EXERCISE BRIEF – Reproduce the records exactly.

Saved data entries

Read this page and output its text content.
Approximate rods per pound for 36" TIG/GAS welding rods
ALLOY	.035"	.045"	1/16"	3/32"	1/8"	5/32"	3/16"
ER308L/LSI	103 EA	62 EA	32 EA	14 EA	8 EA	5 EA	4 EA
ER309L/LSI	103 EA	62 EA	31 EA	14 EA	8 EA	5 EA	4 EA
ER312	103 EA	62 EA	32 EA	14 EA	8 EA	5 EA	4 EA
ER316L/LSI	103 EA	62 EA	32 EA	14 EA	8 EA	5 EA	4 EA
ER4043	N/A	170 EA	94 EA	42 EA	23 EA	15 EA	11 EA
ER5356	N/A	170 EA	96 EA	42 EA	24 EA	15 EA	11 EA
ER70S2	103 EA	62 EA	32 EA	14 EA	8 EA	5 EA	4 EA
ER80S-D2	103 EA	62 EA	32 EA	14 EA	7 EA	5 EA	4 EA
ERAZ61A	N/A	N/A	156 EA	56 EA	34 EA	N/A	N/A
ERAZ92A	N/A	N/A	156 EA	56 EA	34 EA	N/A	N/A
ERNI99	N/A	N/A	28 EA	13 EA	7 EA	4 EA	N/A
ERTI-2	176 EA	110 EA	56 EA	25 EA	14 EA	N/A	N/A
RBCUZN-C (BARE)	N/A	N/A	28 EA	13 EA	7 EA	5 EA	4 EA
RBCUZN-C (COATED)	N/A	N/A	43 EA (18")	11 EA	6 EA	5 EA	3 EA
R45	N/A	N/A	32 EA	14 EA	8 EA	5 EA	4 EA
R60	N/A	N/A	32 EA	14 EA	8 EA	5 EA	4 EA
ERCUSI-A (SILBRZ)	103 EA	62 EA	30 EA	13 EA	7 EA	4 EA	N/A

THE COMPLETED TASK –
Read this page and output its text content.
Approximate rods per pound for 36" TIG/GAS welding rods
ALLOY	.035"	.045"	1/16"	3/32"	1/8"	5/32"	3/16"
ER308L/LSI	103 EA	62 EA	32 EA	14 EA	8 EA	5 EA	4 EA
ER309L/LSI	103 EA	62 EA	31 EA	14 EA	8 EA	5 EA	4 EA
ER312	103 EA	62 EA	32 EA	14 EA	8 EA	5 EA	4 EA
ER316L/LSI	103 EA	62 EA	32 EA	14 EA	8 EA	5 EA	4 EA
ER4043	N/A	170 EA	94 EA	42 EA	23 EA	15 EA	11 EA
ER5356	N/A	170 EA	96 EA	42 EA	24 EA	15 EA	11 EA
ER70S2	103 EA	62 EA	32 EA	14 EA	8 EA	5 EA	4 EA
ER80S-D2	103 EA	62 EA	32 EA	14 EA	7 EA	5 EA	4 EA
ERAZ61A	N/A	N/A	156 EA	56 EA	34 EA	N/A	N/A
ERAZ92A	N/A	N/A	156 EA	56 EA	34 EA	N/A	N/A
ERNI99	N/A	N/A	28 EA	13 EA	7 EA	4 EA	N/A
ERTI-2	176 EA	110 EA	56 EA	25 EA	14 EA	N/A	N/A
RBCUZN-C (BARE)	N/A	N/A	28 EA	13 EA	7 EA	5 EA	4 EA
RBCUZN-C (COATED)	N/A	N/A	43 EA (18")	11 EA	6 EA	5 EA	3 EA
R45	N/A	N/A	32 EA	14 EA	8 EA	5 EA	4 EA
R60	N/A	N/A	32 EA	14 EA	8 EA	5 EA	4 EA
ERCUSI-A (SILBRZ)	103 EA	62 EA	30 EA	13 EA	7 EA	4 EA	N/A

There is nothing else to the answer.